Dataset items
┄┄┄┄┄┄

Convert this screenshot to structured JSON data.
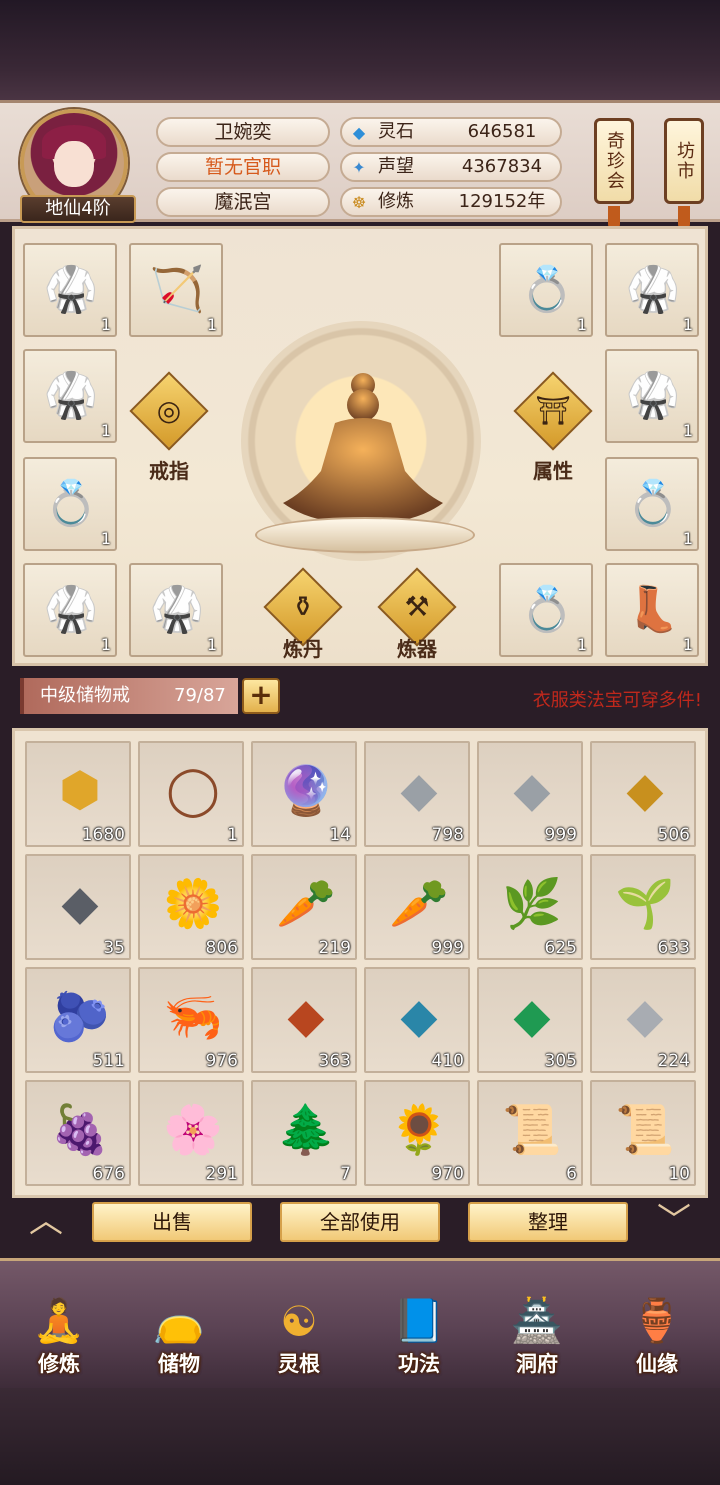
{
  "player": {
    "name": "卫婉奕",
    "official_rank": "暂无官职",
    "sect": "魔泯宫",
    "cultivation_level": "地仙4阶"
  },
  "resources": [
    {
      "label": "灵石",
      "value": "646581",
      "icon": "spirit-stone-icon"
    },
    {
      "label": "声望",
      "value": "4367834",
      "icon": "prestige-icon"
    },
    {
      "label": "修炼",
      "value": "129152年",
      "icon": "meditation-icon"
    }
  ],
  "shortcuts": {
    "treasure_fair": "奇珍会",
    "market": "坊市"
  },
  "colors": {
    "rank_text": "#d65a1c",
    "tip_text": "#c0281c",
    "accent_gold": "#e3b14c"
  },
  "equipment": {
    "slots_left": [
      {
        "icon": "armor-icon",
        "count": "1"
      },
      {
        "icon": "bow-icon",
        "count": "1"
      },
      {
        "icon": "armor-icon",
        "count": "1"
      },
      {
        "icon": "ring-icon",
        "count": "1"
      },
      {
        "icon": "armor-icon",
        "count": "1"
      },
      {
        "icon": "armor-icon",
        "count": "1"
      }
    ],
    "slots_right": [
      {
        "icon": "ring-icon",
        "count": "1"
      },
      {
        "icon": "armor-icon",
        "count": "1"
      },
      {
        "icon": "armor-icon",
        "count": "1"
      },
      {
        "icon": "ring-icon",
        "count": "1"
      },
      {
        "icon": "ring-icon",
        "count": "1"
      },
      {
        "icon": "boots-icon",
        "count": "1"
      }
    ],
    "functions": {
      "ring": "戒指",
      "attributes": "属性",
      "alchemy": "炼丹",
      "forging": "炼器"
    }
  },
  "bag": {
    "name": "中级储物戒",
    "capacity": "79/87",
    "tip": "衣服类法宝可穿多件!",
    "items": [
      {
        "icon": "gold-rune-stone-icon",
        "count": "1680"
      },
      {
        "icon": "wooden-ring-icon",
        "count": "1"
      },
      {
        "icon": "crystal-orb-icon",
        "count": "14"
      },
      {
        "icon": "iron-ore-icon",
        "count": "798"
      },
      {
        "icon": "iron-ore-icon",
        "count": "999"
      },
      {
        "icon": "gold-ore-icon",
        "count": "506"
      },
      {
        "icon": "dark-ore-icon",
        "count": "35"
      },
      {
        "icon": "white-lily-icon",
        "count": "806"
      },
      {
        "icon": "ginseng-icon",
        "count": "219"
      },
      {
        "icon": "ginseng-icon",
        "count": "999"
      },
      {
        "icon": "herb-root-icon",
        "count": "625"
      },
      {
        "icon": "herb-flower-icon",
        "count": "633"
      },
      {
        "icon": "berry-branch-icon",
        "count": "511"
      },
      {
        "icon": "cordyceps-icon",
        "count": "976"
      },
      {
        "icon": "red-crystal-icon",
        "count": "363"
      },
      {
        "icon": "blue-crystal-icon",
        "count": "410"
      },
      {
        "icon": "green-crystal-icon",
        "count": "305"
      },
      {
        "icon": "silver-ore-icon",
        "count": "224"
      },
      {
        "icon": "purple-berry-icon",
        "count": "676"
      },
      {
        "icon": "purple-flower-icon",
        "count": "291"
      },
      {
        "icon": "green-herb-icon",
        "count": "7"
      },
      {
        "icon": "lotus-pod-icon",
        "count": "970"
      },
      {
        "icon": "scroll-treasure-icon",
        "count": "6"
      },
      {
        "icon": "scroll-treasure-icon",
        "count": "10"
      }
    ],
    "actions": {
      "sell": "出售",
      "use_all": "全部使用",
      "sort": "整理"
    }
  },
  "nav": [
    {
      "label": "修炼",
      "icon": "cultivate-icon"
    },
    {
      "label": "储物",
      "icon": "storage-bag-icon"
    },
    {
      "label": "灵根",
      "icon": "spirit-root-icon"
    },
    {
      "label": "功法",
      "icon": "technique-book-icon"
    },
    {
      "label": "洞府",
      "icon": "cave-mansion-icon"
    },
    {
      "label": "仙缘",
      "icon": "immortal-fate-icon"
    }
  ]
}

┄┄┄┄┄┄

Copy out all the data exactly; skip the pictures.

Convert this screenshot to structured JSON data.
{
  "player": {
    "name": "卫婉奕",
    "official_rank": "暂无官职",
    "sect": "魔泯宫",
    "cultivation_level": "地仙4阶"
  },
  "resources": [
    {
      "label": "灵石",
      "value": "646581",
      "icon": "spirit-stone-icon"
    },
    {
      "label": "声望",
      "value": "4367834",
      "icon": "prestige-icon"
    },
    {
      "label": "修炼",
      "value": "129152年",
      "icon": "meditation-icon"
    }
  ],
  "shortcuts": {
    "treasure_fair": "奇珍会",
    "market": "坊市"
  },
  "colors": {
    "rank_text": "#d65a1c",
    "tip_text": "#c0281c",
    "accent_gold": "#e3b14c"
  },
  "equipment": {
    "slots_left": [
      {
        "icon": "armor-icon",
        "count": "1"
      },
      {
        "icon": "bow-icon",
        "count": "1"
      },
      {
        "icon": "armor-icon",
        "count": "1"
      },
      {
        "icon": "ring-icon",
        "count": "1"
      },
      {
        "icon": "armor-icon",
        "count": "1"
      },
      {
        "icon": "armor-icon",
        "count": "1"
      }
    ],
    "slots_right": [
      {
        "icon": "ring-icon",
        "count": "1"
      },
      {
        "icon": "armor-icon",
        "count": "1"
      },
      {
        "icon": "armor-icon",
        "count": "1"
      },
      {
        "icon": "ring-icon",
        "count": "1"
      },
      {
        "icon": "ring-icon",
        "count": "1"
      },
      {
        "icon": "boots-icon",
        "count": "1"
      }
    ],
    "functions": {
      "ring": "戒指",
      "attributes": "属性",
      "alchemy": "炼丹",
      "forging": "炼器"
    }
  },
  "bag": {
    "name": "中级储物戒",
    "capacity": "79/87",
    "tip": "衣服类法宝可穿多件!",
    "items": [
      {
        "icon": "gold-rune-stone-icon",
        "count": "1680"
      },
      {
        "icon": "wooden-ring-icon",
        "count": "1"
      },
      {
        "icon": "crystal-orb-icon",
        "count": "14"
      },
      {
        "icon": "iron-ore-icon",
        "count": "798"
      },
      {
        "icon": "iron-ore-icon",
        "count": "999"
      },
      {
        "icon": "gold-ore-icon",
        "count": "506"
      },
      {
        "icon": "dark-ore-icon",
        "count": "35"
      },
      {
        "icon": "white-lily-icon",
        "count": "806"
      },
      {
        "icon": "ginseng-icon",
        "count": "219"
      },
      {
        "icon": "ginseng-icon",
        "count": "999"
      },
      {
        "icon": "herb-root-icon",
        "count": "625"
      },
      {
        "icon": "herb-flower-icon",
        "count": "633"
      },
      {
        "icon": "berry-branch-icon",
        "count": "511"
      },
      {
        "icon": "cordyceps-icon",
        "count": "976"
      },
      {
        "icon": "red-crystal-icon",
        "count": "363"
      },
      {
        "icon": "blue-crystal-icon",
        "count": "410"
      },
      {
        "icon": "green-crystal-icon",
        "count": "305"
      },
      {
        "icon": "silver-ore-icon",
        "count": "224"
      },
      {
        "icon": "purple-berry-icon",
        "count": "676"
      },
      {
        "icon": "purple-flower-icon",
        "count": "291"
      },
      {
        "icon": "green-herb-icon",
        "count": "7"
      },
      {
        "icon": "lotus-pod-icon",
        "count": "970"
      },
      {
        "icon": "scroll-treasure-icon",
        "count": "6"
      },
      {
        "icon": "scroll-treasure-icon",
        "count": "10"
      }
    ],
    "actions": {
      "sell": "出售",
      "use_all": "全部使用",
      "sort": "整理"
    }
  },
  "nav": [
    {
      "label": "修炼",
      "icon": "cultivate-icon"
    },
    {
      "label": "储物",
      "icon": "storage-bag-icon"
    },
    {
      "label": "灵根",
      "icon": "spirit-root-icon"
    },
    {
      "label": "功法",
      "icon": "technique-book-icon"
    },
    {
      "label": "洞府",
      "icon": "cave-mansion-icon"
    },
    {
      "label": "仙缘",
      "icon": "immortal-fate-icon"
    }
  ]
}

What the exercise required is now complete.